Short task: Please output the lines shown below exactly as they appear.

Saved entries:
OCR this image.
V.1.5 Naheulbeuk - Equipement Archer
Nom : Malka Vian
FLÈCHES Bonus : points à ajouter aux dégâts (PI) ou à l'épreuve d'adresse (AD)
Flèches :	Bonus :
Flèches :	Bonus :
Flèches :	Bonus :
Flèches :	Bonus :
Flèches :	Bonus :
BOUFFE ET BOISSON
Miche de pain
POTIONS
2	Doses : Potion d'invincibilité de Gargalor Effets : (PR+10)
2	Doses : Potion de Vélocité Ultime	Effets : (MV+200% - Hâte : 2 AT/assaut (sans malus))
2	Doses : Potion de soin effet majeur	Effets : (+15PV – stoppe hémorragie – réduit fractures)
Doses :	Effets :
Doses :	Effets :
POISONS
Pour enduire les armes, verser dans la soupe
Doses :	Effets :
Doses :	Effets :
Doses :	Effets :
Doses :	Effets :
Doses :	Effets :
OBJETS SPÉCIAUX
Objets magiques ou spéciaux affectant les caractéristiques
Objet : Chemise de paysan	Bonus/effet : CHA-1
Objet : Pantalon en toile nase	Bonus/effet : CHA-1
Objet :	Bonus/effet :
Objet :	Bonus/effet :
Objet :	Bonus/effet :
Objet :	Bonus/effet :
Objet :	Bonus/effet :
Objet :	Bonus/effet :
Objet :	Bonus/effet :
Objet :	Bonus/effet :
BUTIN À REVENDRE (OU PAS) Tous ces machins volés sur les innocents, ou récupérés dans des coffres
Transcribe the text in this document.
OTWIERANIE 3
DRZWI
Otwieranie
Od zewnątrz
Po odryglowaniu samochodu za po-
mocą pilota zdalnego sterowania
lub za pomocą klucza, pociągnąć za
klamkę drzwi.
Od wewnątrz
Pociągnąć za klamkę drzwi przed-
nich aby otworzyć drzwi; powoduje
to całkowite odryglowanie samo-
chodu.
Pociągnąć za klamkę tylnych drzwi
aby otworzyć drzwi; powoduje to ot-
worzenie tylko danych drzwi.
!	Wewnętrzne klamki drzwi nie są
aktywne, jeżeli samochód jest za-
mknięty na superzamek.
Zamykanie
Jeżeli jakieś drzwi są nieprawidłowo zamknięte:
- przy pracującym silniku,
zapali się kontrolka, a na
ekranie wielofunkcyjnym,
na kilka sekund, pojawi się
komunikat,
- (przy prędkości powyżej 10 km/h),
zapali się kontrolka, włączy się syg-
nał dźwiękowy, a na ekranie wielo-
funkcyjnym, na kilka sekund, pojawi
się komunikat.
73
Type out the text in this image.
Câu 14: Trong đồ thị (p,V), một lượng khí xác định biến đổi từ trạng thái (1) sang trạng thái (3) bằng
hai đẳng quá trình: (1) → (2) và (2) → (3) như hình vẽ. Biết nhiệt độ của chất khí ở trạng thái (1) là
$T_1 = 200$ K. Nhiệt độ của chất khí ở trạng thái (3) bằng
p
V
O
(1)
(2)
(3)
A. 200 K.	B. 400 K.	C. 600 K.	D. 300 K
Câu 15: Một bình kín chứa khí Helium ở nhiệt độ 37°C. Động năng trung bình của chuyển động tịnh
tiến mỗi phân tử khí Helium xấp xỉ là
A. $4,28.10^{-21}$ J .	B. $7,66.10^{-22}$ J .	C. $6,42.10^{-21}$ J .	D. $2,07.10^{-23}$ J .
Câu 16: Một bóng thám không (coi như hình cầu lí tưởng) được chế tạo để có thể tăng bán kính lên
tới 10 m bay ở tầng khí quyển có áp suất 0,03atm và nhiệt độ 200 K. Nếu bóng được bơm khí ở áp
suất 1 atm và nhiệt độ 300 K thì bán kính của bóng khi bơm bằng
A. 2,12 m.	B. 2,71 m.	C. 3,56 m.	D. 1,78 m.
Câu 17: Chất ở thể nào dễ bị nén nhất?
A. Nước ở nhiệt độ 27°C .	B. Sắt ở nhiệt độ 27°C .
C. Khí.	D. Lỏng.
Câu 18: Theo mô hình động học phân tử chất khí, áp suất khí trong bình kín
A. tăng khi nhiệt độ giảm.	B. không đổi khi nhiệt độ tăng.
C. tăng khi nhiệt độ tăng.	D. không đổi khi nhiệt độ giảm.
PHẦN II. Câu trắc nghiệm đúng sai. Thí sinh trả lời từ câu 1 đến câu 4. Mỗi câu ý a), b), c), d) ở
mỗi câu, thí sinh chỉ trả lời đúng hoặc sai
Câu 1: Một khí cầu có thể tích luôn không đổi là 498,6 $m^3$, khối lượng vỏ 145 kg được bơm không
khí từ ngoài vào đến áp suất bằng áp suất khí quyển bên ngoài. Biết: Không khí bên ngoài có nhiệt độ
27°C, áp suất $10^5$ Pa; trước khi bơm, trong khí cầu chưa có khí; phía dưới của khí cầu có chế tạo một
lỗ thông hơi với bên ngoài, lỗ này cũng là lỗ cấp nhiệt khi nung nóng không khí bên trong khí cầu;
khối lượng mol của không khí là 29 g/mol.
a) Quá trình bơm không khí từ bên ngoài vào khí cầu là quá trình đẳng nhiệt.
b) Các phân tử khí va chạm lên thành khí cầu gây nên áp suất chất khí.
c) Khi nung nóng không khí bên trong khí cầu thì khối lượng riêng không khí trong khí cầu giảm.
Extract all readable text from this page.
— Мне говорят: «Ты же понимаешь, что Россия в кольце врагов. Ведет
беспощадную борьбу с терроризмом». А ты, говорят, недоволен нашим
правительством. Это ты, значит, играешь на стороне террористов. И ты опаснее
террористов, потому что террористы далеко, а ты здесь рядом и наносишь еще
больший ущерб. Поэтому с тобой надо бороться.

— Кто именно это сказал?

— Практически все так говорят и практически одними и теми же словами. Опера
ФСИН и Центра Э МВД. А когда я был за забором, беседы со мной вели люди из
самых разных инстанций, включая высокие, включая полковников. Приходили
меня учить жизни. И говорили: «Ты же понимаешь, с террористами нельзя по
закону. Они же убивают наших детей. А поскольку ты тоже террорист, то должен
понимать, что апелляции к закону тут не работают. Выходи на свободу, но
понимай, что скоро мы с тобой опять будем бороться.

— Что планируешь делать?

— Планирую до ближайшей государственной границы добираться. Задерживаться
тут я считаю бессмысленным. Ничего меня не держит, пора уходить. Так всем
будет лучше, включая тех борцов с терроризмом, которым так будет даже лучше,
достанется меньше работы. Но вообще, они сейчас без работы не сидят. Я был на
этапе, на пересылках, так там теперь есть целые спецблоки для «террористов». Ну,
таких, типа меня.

Finished answer:
OCR this image.
V.1.5 Naheulbeuk - Equipement Archer
Nom : Malka Vian
FLÈCHES Bonus : points à ajouter aux dégâts (PI) ou à l'épreuve d'adresse (AD)
Flèches :	Bonus :
Flèches :	Bonus :
Flèches :	Bonus :
Flèches :	Bonus :
Flèches :	Bonus :
BOUFFE ET BOISSON
Miche de pain
POTIONS
2	Doses : Potion d'invincibilité de Gargalor Effets : (PR+10)
2	Doses : Potion de Vélocité Ultime	Effets : (MV+200% - Hâte : 2 AT/assaut (sans malus))
2	Doses : Potion de soin effet majeur	Effets : (+15PV – stoppe hémorragie – réduit fractures)
Doses :	Effets :
Doses :	Effets :
POISONS
Pour enduire les armes, verser dans la soupe
Doses :	Effets :
Doses :	Effets :
Doses :	Effets :
Doses :	Effets :
Doses :	Effets :
OBJETS SPÉCIAUX
Objets magiques ou spéciaux affectant les caractéristiques
Objet : Chemise de paysan	Bonus/effet : CHA-1
Objet : Pantalon en toile nase	Bonus/effet : CHA-1
Objet :	Bonus/effet :
Objet :	Bonus/effet :
Objet :	Bonus/effet :
Objet :	Bonus/effet :
Objet :	Bonus/effet :
Objet :	Bonus/effet :
Objet :	Bonus/effet :
Objet :	Bonus/effet :
BUTIN À REVENDRE (OU PAS) Tous ces machins volés sur les innocents, ou récupérés dans des coffres
Transcribe the text in this document.
OTWIERANIE 3
DRZWI
Otwieranie
Od zewnątrz
Po odryglowaniu samochodu za po-
mocą pilota zdalnego sterowania
lub za pomocą klucza, pociągnąć za
klamkę drzwi.
Od wewnątrz
Pociągnąć za klamkę drzwi przed-
nich aby otworzyć drzwi; powoduje
to całkowite odryglowanie samo-
chodu.
Pociągnąć za klamkę tylnych drzwi
aby otworzyć drzwi; powoduje to ot-
worzenie tylko danych drzwi.
!	Wewnętrzne klamki drzwi nie są
aktywne, jeżeli samochód jest za-
mknięty na superzamek.
Zamykanie
Jeżeli jakieś drzwi są nieprawidłowo zamknięte:
- przy pracującym silniku,
zapali się kontrolka, a na
ekranie wielofunkcyjnym,
na kilka sekund, pojawi się
komunikat,
- (przy prędkości powyżej 10 km/h),
zapali się kontrolka, włączy się syg-
nał dźwiękowy, a na ekranie wielo-
funkcyjnym, na kilka sekund, pojawi
się komunikat.
73
Type out the text in this image.
Câu 14: Trong đồ thị (p,V), một lượng khí xác định biến đổi từ trạng thái (1) sang trạng thái (3) bằng
hai đẳng quá trình: (1) → (2) và (2) → (3) như hình vẽ. Biết nhiệt độ của chất khí ở trạng thái (1) là
$T_1 = 200$ K. Nhiệt độ của chất khí ở trạng thái (3) bằng
p
V
O
(1)
(2)
(3)
A. 200 K.	B. 400 K.	C. 600 K.	D. 300 K
Câu 15: Một bình kín chứa khí Helium ở nhiệt độ 37°C. Động năng trung bình của chuyển động tịnh
tiến mỗi phân tử khí Helium xấp xỉ là
A. $4,28.10^{-21}$ J .	B. $7,66.10^{-22}$ J .	C. $6,42.10^{-21}$ J .	D. $2,07.10^{-23}$ J .
Câu 16: Một bóng thám không (coi như hình cầu lí tưởng) được chế tạo để có thể tăng bán kính lên
tới 10 m bay ở tầng khí quyển có áp suất 0,03atm và nhiệt độ 200 K. Nếu bóng được bơm khí ở áp
suất 1 atm và nhiệt độ 300 K thì bán kính của bóng khi bơm bằng
A. 2,12 m.	B. 2,71 m.	C. 3,56 m.	D. 1,78 m.
Câu 17: Chất ở thể nào dễ bị nén nhất?
A. Nước ở nhiệt độ 27°C .	B. Sắt ở nhiệt độ 27°C .
C. Khí.	D. Lỏng.
Câu 18: Theo mô hình động học phân tử chất khí, áp suất khí trong bình kín
A. tăng khi nhiệt độ giảm.	B. không đổi khi nhiệt độ tăng.
C. tăng khi nhiệt độ tăng.	D. không đổi khi nhiệt độ giảm.
PHẦN II. Câu trắc nghiệm đúng sai. Thí sinh trả lời từ câu 1 đến câu 4. Mỗi câu ý a), b), c), d) ở
mỗi câu, thí sinh chỉ trả lời đúng hoặc sai
Câu 1: Một khí cầu có thể tích luôn không đổi là 498,6 $m^3$, khối lượng vỏ 145 kg được bơm không
khí từ ngoài vào đến áp suất bằng áp suất khí quyển bên ngoài. Biết: Không khí bên ngoài có nhiệt độ
27°C, áp suất $10^5$ Pa; trước khi bơm, trong khí cầu chưa có khí; phía dưới của khí cầu có chế tạo một
lỗ thông hơi với bên ngoài, lỗ này cũng là lỗ cấp nhiệt khi nung nóng không khí bên trong khí cầu;
khối lượng mol của không khí là 29 g/mol.
a) Quá trình bơm không khí từ bên ngoài vào khí cầu là quá trình đẳng nhiệt.
b) Các phân tử khí va chạm lên thành khí cầu gây nên áp suất chất khí.
c) Khi nung nóng không khí bên trong khí cầu thì khối lượng riêng không khí trong khí cầu giảm.
Extract all readable text from this page.
— Мне говорят: «Ты же понимаешь, что Россия в кольце врагов. Ведет
беспощадную борьбу с терроризмом». А ты, говорят, недоволен нашим
правительством. Это ты, значит, играешь на стороне террористов. И ты опаснее
террористов, потому что террористы далеко, а ты здесь рядом и наносишь еще
больший ущерб. Поэтому с тобой надо бороться.

— Кто именно это сказал?

— Практически все так говорят и практически одними и теми же словами. Опера
ФСИН и Центра Э МВД. А когда я был за забором, беседы со мной вели люди из
самых разных инстанций, включая высокие, включая полковников. Приходили
меня учить жизни. И говорили: «Ты же понимаешь, с террористами нельзя по
закону. Они же убивают наших детей. А поскольку ты тоже террорист, то должен
понимать, что апелляции к закону тут не работают. Выходи на свободу, но
понимай, что скоро мы с тобой опять будем бороться.

— Что планируешь делать?

— Планирую до ближайшей государственной границы добираться. Задерживаться
тут я считаю бессмысленным. Ничего меня не держит, пора уходить. Так всем
будет лучше, включая тех борцов с терроризмом, которым так будет даже лучше,
достанется меньше работы. Но вообще, они сейчас без работы не сидят. Я был на
этапе, на пересылках, так там теперь есть целые спецблоки для «террористов». Ну,
таких, типа меня.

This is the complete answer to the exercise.